Your task is to quote the material that follows, in full and exactly.

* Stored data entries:

'''

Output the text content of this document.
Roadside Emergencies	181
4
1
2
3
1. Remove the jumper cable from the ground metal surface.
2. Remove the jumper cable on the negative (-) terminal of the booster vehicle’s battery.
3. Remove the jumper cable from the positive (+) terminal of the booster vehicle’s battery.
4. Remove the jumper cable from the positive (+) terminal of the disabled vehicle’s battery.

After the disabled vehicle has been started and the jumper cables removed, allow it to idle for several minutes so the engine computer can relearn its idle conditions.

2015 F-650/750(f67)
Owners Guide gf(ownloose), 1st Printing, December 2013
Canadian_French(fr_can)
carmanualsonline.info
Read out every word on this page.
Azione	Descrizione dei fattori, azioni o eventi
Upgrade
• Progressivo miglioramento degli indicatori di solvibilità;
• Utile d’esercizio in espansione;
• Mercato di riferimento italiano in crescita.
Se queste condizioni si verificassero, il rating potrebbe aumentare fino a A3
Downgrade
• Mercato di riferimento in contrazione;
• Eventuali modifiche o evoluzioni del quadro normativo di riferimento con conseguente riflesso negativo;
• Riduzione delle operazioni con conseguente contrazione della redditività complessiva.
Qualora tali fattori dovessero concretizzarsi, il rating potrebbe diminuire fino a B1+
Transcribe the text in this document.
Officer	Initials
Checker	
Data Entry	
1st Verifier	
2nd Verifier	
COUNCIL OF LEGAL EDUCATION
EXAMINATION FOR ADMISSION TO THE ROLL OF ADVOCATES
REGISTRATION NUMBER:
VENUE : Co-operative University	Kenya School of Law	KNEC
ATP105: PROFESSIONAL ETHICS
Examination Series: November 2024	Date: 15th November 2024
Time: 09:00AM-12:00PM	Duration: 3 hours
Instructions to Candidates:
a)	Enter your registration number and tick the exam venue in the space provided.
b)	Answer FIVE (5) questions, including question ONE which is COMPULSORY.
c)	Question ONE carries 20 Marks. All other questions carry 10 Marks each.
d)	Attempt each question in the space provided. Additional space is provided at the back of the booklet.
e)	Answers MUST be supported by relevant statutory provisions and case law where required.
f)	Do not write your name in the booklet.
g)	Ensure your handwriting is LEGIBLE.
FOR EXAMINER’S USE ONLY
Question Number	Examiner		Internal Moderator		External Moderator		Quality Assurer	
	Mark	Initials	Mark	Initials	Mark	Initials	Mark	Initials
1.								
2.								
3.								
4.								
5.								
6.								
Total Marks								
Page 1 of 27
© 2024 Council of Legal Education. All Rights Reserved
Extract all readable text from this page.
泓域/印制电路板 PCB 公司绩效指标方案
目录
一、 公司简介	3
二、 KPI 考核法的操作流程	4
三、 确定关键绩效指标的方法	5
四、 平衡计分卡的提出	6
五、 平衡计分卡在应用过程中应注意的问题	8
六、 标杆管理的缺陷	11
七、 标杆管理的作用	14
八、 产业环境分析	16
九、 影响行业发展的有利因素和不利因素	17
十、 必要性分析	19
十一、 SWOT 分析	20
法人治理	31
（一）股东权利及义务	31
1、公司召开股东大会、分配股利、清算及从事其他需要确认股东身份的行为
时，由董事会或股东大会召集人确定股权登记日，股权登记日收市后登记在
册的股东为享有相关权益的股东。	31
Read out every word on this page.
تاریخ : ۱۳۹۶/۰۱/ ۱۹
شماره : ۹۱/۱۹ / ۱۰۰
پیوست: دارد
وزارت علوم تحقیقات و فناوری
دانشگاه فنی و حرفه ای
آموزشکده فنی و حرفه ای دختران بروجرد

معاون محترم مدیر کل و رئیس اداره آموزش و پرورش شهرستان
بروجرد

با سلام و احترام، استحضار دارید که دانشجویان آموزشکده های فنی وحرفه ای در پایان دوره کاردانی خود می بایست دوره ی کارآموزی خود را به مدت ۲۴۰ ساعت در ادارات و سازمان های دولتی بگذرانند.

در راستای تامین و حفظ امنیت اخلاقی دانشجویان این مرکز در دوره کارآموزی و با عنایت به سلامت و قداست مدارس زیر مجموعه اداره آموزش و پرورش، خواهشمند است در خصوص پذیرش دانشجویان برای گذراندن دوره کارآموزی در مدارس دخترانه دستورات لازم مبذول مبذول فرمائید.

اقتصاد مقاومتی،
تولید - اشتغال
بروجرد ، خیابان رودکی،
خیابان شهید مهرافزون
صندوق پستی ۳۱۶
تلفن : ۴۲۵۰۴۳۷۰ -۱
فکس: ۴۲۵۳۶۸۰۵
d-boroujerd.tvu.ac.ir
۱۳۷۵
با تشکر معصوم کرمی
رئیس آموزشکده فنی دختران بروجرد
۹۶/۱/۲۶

'''

* TASK RESULT:
Output the text content of this document.
Roadside Emergencies	181
4
1
2
3
1. Remove the jumper cable from the ground metal surface.
2. Remove the jumper cable on the negative (-) terminal of the booster vehicle’s battery.
3. Remove the jumper cable from the positive (+) terminal of the booster vehicle’s battery.
4. Remove the jumper cable from the positive (+) terminal of the disabled vehicle’s battery.

After the disabled vehicle has been started and the jumper cables removed, allow it to idle for several minutes so the engine computer can relearn its idle conditions.

2015 F-650/750(f67)
Owners Guide gf(ownloose), 1st Printing, December 2013
Canadian_French(fr_can)
carmanualsonline.info
Read out every word on this page.
Azione	Descrizione dei fattori, azioni o eventi
Upgrade
• Progressivo miglioramento degli indicatori di solvibilità;
• Utile d’esercizio in espansione;
• Mercato di riferimento italiano in crescita.
Se queste condizioni si verificassero, il rating potrebbe aumentare fino a A3
Downgrade
• Mercato di riferimento in contrazione;
• Eventuali modifiche o evoluzioni del quadro normativo di riferimento con conseguente riflesso negativo;
• Riduzione delle operazioni con conseguente contrazione della redditività complessiva.
Qualora tali fattori dovessero concretizzarsi, il rating potrebbe diminuire fino a B1+
Transcribe the text in this document.
Officer	Initials
Checker	
Data Entry	
1st Verifier	
2nd Verifier	
COUNCIL OF LEGAL EDUCATION
EXAMINATION FOR ADMISSION TO THE ROLL OF ADVOCATES
REGISTRATION NUMBER:
VENUE : Co-operative University	Kenya School of Law	KNEC
ATP105: PROFESSIONAL ETHICS
Examination Series: November 2024	Date: 15th November 2024
Time: 09:00AM-12:00PM	Duration: 3 hours
Instructions to Candidates:
a)	Enter your registration number and tick the exam venue in the space provided.
b)	Answer FIVE (5) questions, including question ONE which is COMPULSORY.
c)	Question ONE carries 20 Marks. All other questions carry 10 Marks each.
d)	Attempt each question in the space provided. Additional space is provided at the back of the booklet.
e)	Answers MUST be supported by relevant statutory provisions and case law where required.
f)	Do not write your name in the booklet.
g)	Ensure your handwriting is LEGIBLE.
FOR EXAMINER’S USE ONLY
Question Number	Examiner		Internal Moderator		External Moderator		Quality Assurer	
	Mark	Initials	Mark	Initials	Mark	Initials	Mark	Initials
1.								
2.								
3.								
4.								
5.								
6.								
Total Marks								
Page 1 of 27
© 2024 Council of Legal Education. All Rights Reserved
Extract all readable text from this page.
泓域/印制电路板 PCB 公司绩效指标方案
目录
一、 公司简介	3
二、 KPI 考核法的操作流程	4
三、 确定关键绩效指标的方法	5
四、 平衡计分卡的提出	6
五、 平衡计分卡在应用过程中应注意的问题	8
六、 标杆管理的缺陷	11
七、 标杆管理的作用	14
八、 产业环境分析	16
九、 影响行业发展的有利因素和不利因素	17
十、 必要性分析	19
十一、 SWOT 分析	20
法人治理	31
（一）股东权利及义务	31
1、公司召开股东大会、分配股利、清算及从事其他需要确认股东身份的行为
时，由董事会或股东大会召集人确定股权登记日，股权登记日收市后登记在
册的股东为享有相关权益的股东。	31
Read out every word on this page.
تاریخ : ۱۳۹۶/۰۱/ ۱۹
شماره : ۹۱/۱۹ / ۱۰۰
پیوست: دارد
وزارت علوم تحقیقات و فناوری
دانشگاه فنی و حرفه ای
آموزشکده فنی و حرفه ای دختران بروجرد

معاون محترم مدیر کل و رئیس اداره آموزش و پرورش شهرستان
بروجرد

با سلام و احترام، استحضار دارید که دانشجویان آموزشکده های فنی وحرفه ای در پایان دوره کاردانی خود می بایست دوره ی کارآموزی خود را به مدت ۲۴۰ ساعت در ادارات و سازمان های دولتی بگذرانند.

در راستای تامین و حفظ امنیت اخلاقی دانشجویان این مرکز در دوره کارآموزی و با عنایت به سلامت و قداست مدارس زیر مجموعه اداره آموزش و پرورش، خواهشمند است در خصوص پذیرش دانشجویان برای گذراندن دوره کارآموزی در مدارس دخترانه دستورات لازم مبذول مبذول فرمائید.

اقتصاد مقاومتی،
تولید - اشتغال
بروجرد ، خیابان رودکی،
خیابان شهید مهرافزون
صندوق پستی ۳۱۶
تلفن : ۴۲۵۰۴۳۷۰ -۱
فکس: ۴۲۵۳۶۸۰۵
d-boroujerd.tvu.ac.ir
۱۳۷۵
با تشکر معصوم کرمی
رئیس آموزشکده فنی دختران بروجرد
۹۶/۱/۲۶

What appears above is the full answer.